__Listed entries__
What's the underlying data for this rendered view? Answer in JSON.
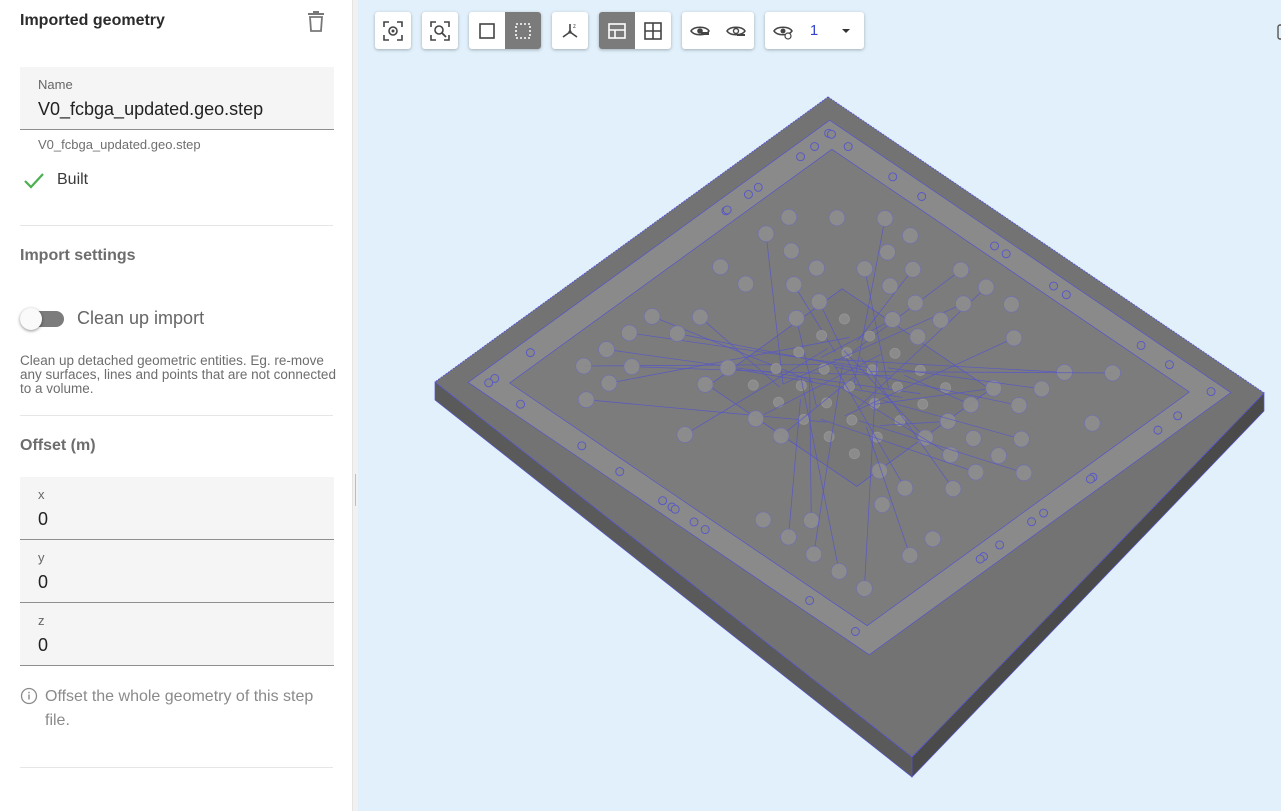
{
  "panel": {
    "title": "Imported geometry",
    "name_field": {
      "label": "Name",
      "value": "V0_fcbga_updated.geo.step"
    },
    "filename": "V0_fcbga_updated.geo.step",
    "status": "Built",
    "import_settings_title": "Import settings",
    "cleanup_toggle": {
      "label": "Clean up import",
      "on": false
    },
    "cleanup_description": "Clean up detached geometric entities. Eg. re-move any surfaces, lines and points that are not connected to a volume.",
    "offset_title": "Offset (m)",
    "offset": [
      {
        "label": "x",
        "value": "0"
      },
      {
        "label": "y",
        "value": "0"
      },
      {
        "label": "z",
        "value": "0"
      }
    ],
    "offset_info": "Offset the whole geometry of this step file."
  },
  "toolbar": {
    "groups": [
      [
        "focus-icon"
      ],
      [
        "zoom-fit-icon"
      ],
      [
        "solid-mode-icon",
        "dashed-selection-icon"
      ],
      [
        "axes-icon"
      ],
      [
        "section-view-icon",
        "grid-view-icon"
      ],
      [
        "hide-icon",
        "hide-others-icon"
      ],
      [
        "visibility-layer-icon"
      ]
    ],
    "layer_value": "1"
  },
  "colors": {
    "viewport_bg": "#e1f0fb",
    "model_fill": "#6f6f6f",
    "model_edges": "#5555cc",
    "success": "#4caf50",
    "active_button": "#7b7b7b"
  }
}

__Task details__
From the listing, copy each line containing the word "icon".

__Output below__
        "focus-icon"
        "zoom-fit-icon"
        "solid-mode-icon",
        "dashed-selection-icon"
        "axes-icon"
        "section-view-icon",
        "grid-view-icon"
        "hide-icon",
        "hide-others-icon"
        "visibility-layer-icon"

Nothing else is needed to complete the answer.